* _Listing_:
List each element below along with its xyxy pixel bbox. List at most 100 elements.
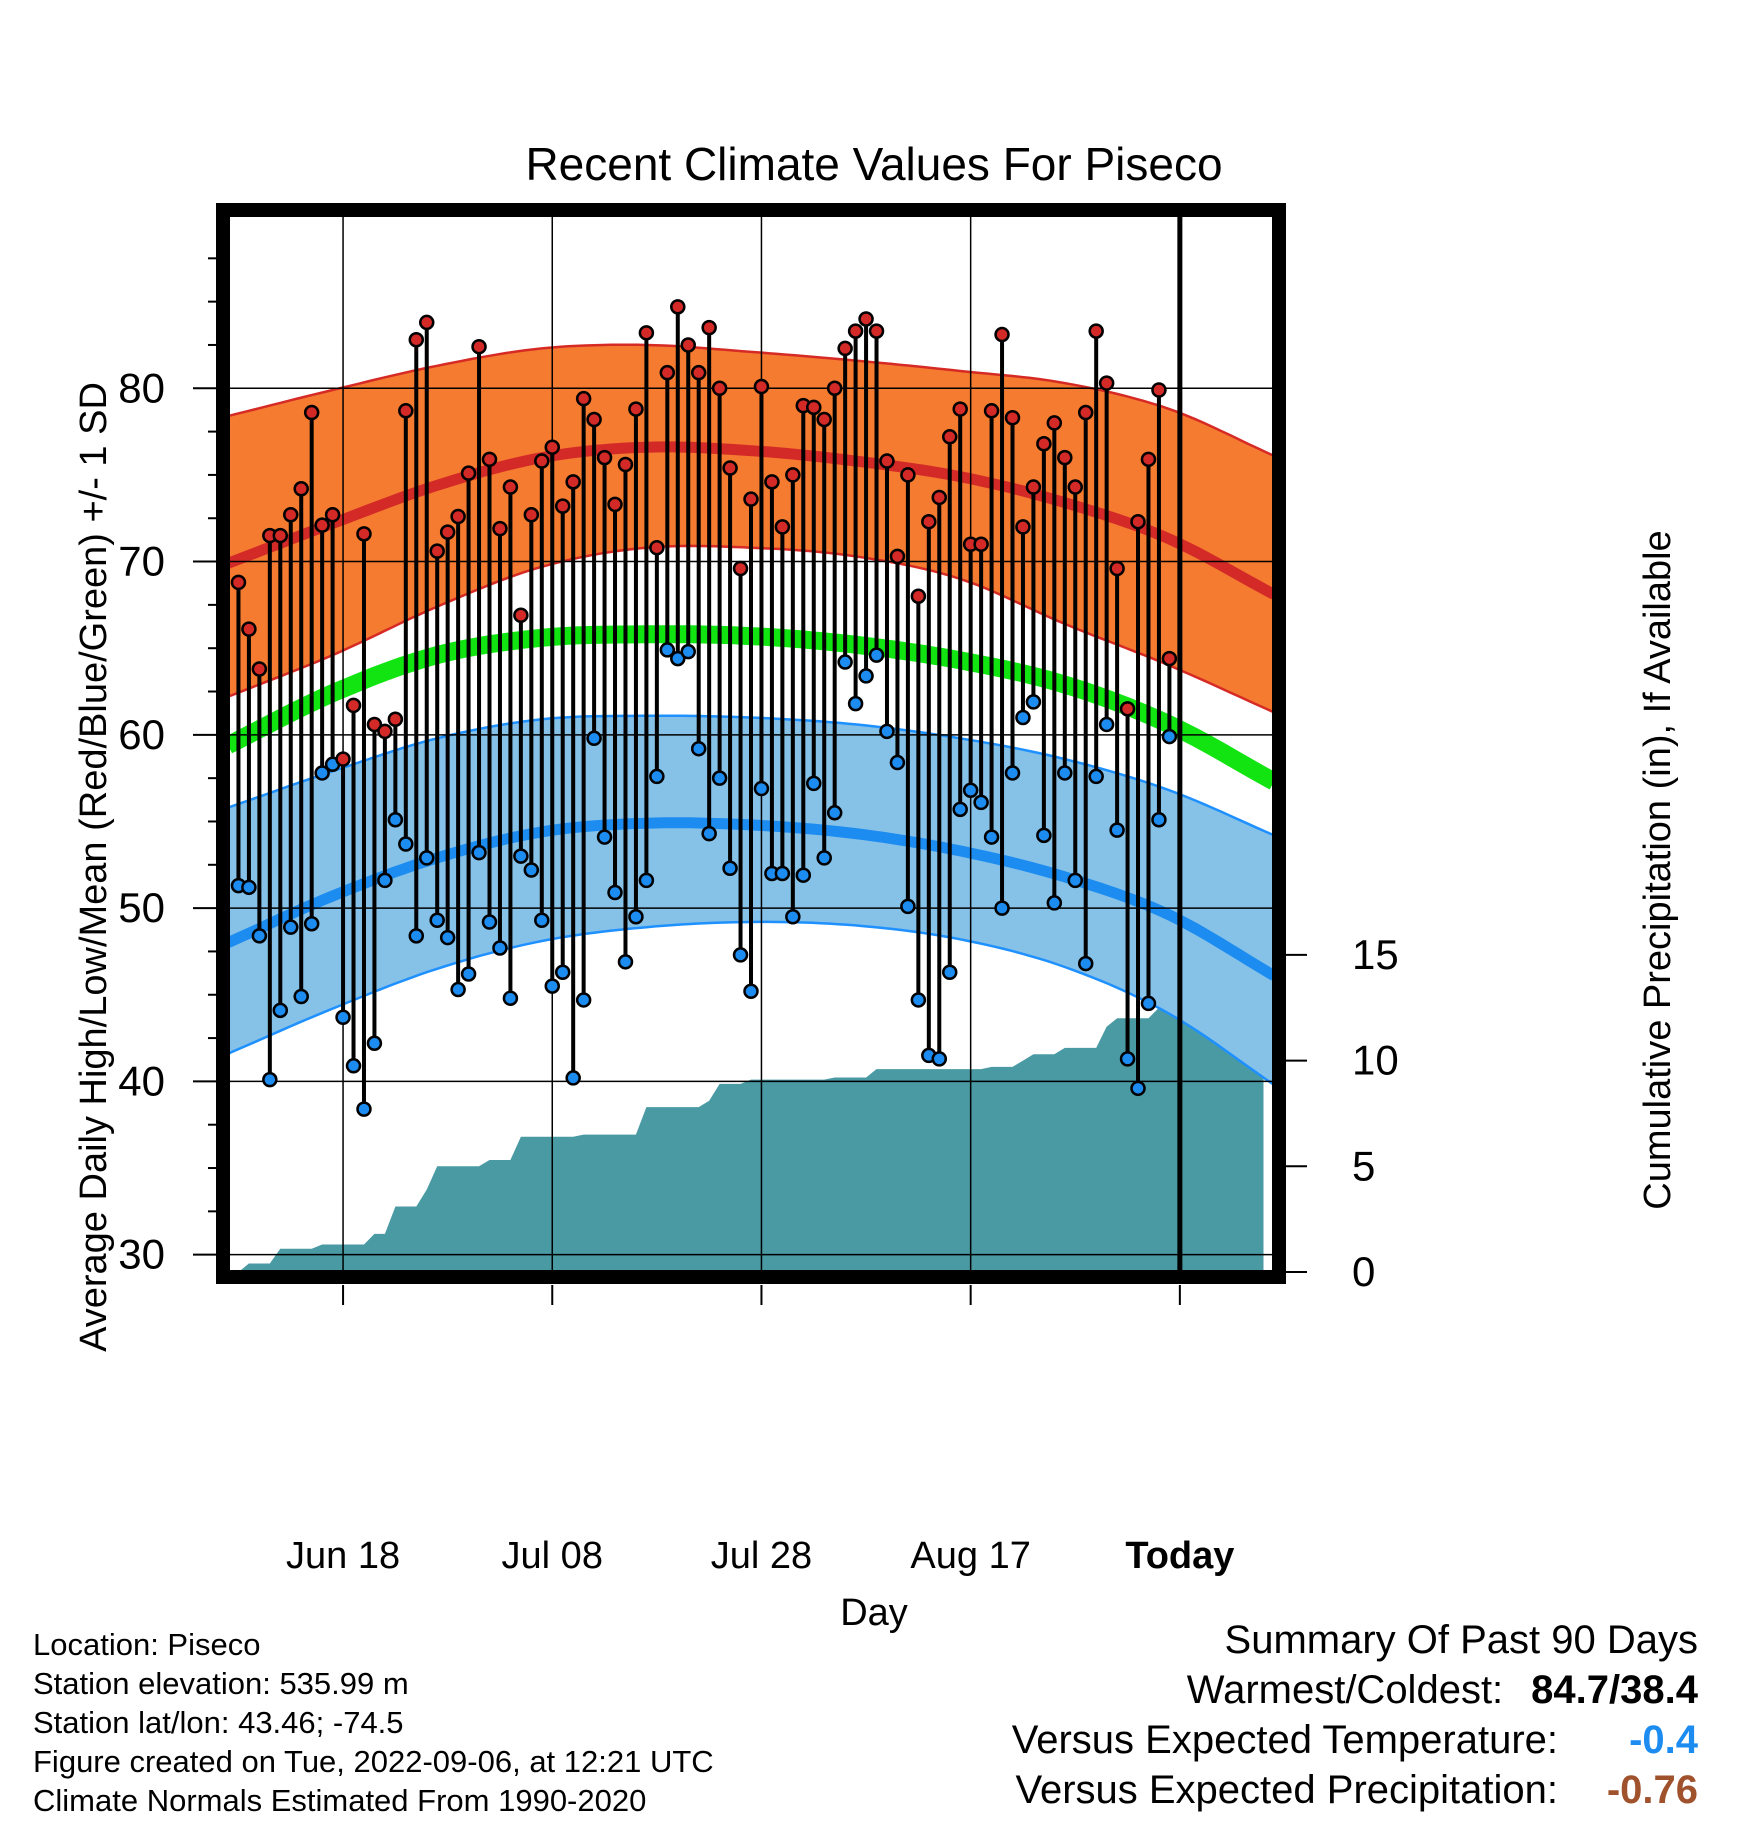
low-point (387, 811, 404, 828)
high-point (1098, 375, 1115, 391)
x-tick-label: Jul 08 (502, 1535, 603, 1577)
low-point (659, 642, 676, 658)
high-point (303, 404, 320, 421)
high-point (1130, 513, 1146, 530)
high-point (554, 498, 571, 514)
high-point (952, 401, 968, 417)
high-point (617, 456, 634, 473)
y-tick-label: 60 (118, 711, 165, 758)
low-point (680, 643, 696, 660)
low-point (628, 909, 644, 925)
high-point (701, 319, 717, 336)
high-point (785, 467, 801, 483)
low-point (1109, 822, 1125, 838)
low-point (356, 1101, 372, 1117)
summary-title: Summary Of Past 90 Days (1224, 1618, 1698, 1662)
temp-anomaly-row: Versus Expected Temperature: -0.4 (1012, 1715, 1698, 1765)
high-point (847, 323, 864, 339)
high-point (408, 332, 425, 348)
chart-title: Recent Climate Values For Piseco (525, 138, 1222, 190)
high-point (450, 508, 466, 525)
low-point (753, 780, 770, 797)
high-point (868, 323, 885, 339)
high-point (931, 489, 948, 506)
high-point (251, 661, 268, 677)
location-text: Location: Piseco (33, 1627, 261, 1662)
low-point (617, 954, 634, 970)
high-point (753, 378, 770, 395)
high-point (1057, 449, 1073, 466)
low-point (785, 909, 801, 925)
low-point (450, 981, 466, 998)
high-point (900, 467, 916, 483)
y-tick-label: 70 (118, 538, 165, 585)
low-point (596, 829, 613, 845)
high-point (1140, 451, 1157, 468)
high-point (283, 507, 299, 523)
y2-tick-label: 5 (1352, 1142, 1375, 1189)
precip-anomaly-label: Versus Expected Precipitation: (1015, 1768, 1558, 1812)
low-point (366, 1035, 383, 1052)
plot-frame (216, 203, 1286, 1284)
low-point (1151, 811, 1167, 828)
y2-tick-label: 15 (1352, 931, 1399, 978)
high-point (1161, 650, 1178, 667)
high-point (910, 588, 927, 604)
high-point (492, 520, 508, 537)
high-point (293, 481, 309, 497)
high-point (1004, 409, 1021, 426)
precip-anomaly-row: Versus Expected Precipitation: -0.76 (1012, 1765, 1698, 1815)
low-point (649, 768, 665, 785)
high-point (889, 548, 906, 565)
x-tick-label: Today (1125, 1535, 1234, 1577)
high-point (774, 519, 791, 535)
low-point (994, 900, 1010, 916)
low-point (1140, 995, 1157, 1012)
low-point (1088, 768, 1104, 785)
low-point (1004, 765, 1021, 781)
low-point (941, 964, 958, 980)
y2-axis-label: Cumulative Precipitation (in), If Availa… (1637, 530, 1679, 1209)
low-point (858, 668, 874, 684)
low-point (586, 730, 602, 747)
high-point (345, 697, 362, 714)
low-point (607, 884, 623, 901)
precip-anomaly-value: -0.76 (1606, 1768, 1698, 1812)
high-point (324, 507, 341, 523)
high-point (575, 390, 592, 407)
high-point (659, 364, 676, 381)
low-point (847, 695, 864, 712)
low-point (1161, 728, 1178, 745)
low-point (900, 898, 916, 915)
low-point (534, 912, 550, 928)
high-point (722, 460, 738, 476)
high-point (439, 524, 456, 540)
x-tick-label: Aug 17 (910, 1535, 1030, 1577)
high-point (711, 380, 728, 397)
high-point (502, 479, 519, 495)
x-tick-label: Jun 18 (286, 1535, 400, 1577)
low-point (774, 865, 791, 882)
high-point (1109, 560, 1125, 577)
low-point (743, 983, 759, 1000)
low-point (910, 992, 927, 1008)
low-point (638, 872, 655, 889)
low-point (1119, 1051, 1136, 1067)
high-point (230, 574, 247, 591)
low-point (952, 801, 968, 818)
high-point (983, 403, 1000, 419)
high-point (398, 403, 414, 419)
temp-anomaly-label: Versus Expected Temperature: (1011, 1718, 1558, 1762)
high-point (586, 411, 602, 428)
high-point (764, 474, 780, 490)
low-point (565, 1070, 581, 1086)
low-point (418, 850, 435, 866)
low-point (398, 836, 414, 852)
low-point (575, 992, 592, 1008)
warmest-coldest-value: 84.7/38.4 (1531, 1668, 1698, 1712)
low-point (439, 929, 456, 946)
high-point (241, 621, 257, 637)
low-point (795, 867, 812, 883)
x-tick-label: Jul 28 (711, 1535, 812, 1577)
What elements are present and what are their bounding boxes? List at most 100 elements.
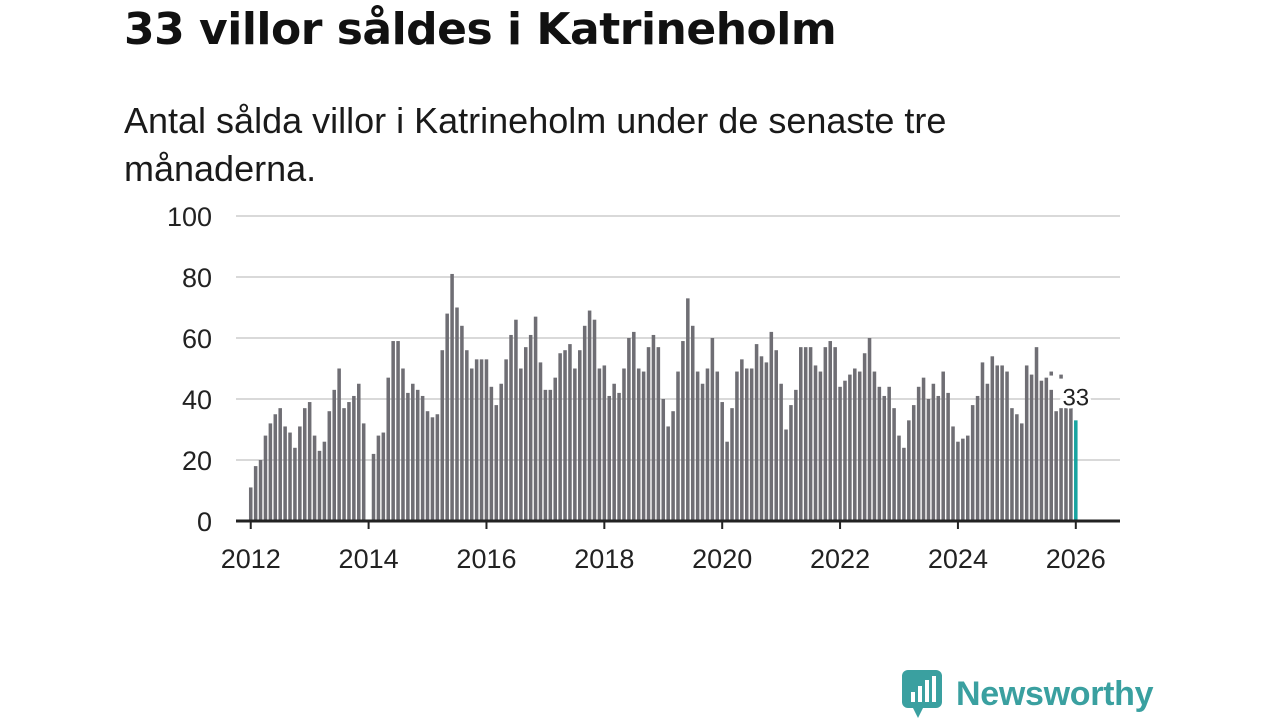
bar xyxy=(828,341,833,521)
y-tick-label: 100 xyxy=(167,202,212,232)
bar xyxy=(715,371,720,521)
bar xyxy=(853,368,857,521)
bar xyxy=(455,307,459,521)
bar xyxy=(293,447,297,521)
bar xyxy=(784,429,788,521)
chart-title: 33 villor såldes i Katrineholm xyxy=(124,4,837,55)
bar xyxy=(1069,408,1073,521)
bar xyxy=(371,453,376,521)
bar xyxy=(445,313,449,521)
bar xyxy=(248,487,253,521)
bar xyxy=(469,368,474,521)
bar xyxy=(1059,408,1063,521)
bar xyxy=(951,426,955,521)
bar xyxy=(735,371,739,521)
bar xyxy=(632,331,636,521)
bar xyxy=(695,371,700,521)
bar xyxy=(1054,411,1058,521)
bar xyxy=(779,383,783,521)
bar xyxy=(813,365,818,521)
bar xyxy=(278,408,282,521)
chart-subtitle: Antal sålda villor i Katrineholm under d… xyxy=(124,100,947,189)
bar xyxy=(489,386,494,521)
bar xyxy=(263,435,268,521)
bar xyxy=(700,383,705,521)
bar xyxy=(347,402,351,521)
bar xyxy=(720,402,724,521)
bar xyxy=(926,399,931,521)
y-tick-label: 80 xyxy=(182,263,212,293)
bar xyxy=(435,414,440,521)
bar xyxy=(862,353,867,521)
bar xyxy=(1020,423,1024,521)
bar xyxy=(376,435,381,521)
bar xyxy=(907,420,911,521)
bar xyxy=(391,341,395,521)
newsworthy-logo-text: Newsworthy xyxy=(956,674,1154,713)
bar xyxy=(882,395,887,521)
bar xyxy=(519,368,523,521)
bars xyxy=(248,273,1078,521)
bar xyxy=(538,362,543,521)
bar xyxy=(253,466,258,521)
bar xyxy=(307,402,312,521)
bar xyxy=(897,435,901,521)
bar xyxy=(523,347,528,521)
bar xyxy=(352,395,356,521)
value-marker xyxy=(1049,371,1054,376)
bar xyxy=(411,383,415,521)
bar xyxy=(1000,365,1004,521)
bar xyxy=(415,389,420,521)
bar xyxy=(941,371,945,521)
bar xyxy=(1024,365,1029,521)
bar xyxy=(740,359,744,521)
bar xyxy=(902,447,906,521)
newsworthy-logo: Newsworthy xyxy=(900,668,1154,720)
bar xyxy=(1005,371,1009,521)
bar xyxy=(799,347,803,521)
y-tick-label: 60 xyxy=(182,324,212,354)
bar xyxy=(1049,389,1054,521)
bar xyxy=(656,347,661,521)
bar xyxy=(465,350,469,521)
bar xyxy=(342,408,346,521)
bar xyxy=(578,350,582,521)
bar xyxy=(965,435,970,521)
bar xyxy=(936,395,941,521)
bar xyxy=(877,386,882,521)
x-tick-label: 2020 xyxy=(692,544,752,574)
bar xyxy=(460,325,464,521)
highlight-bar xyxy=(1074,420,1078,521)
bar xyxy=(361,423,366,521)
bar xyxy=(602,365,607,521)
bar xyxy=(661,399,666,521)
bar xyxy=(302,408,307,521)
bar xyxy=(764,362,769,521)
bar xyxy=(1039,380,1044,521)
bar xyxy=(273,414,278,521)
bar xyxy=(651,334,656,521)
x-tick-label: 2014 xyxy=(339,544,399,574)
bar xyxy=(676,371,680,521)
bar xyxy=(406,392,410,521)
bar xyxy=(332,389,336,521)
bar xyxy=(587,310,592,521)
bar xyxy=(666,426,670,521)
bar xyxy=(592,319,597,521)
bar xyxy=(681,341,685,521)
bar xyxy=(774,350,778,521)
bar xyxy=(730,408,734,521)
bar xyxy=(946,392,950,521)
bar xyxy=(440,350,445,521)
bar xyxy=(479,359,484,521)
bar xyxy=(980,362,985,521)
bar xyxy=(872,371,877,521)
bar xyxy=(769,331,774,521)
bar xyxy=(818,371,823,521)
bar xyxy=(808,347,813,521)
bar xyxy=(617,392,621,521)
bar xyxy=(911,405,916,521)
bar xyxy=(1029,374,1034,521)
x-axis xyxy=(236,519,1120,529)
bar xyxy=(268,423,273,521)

* _Exercise brief_: Update the records starting at the line that contains "low-point (387, 811, 404, 828)" and ending at the line that contains "summary-title: Summary Of" by changing "high-point" to "max-point" and leaving everything else as it is. Return only those lines.

* _The solution_:
low-point (387, 811, 404, 828)
max-point (1098, 375, 1115, 391)
x-tick-label: Jul 08 (502, 1535, 603, 1577)
low-point (659, 642, 676, 658)
max-point (303, 404, 320, 421)
max-point (1130, 513, 1146, 530)
max-point (554, 498, 571, 514)
max-point (952, 401, 968, 417)
max-point (617, 456, 634, 473)
y-tick-label: 60 (118, 711, 165, 758)
low-point (680, 643, 696, 660)
low-point (628, 909, 644, 925)
max-point (701, 319, 717, 336)
max-point (785, 467, 801, 483)
low-point (1109, 822, 1125, 838)
low-point (356, 1101, 372, 1117)
summary-title: Summary Of Past 90 Days (1224, 1618, 1698, 1662)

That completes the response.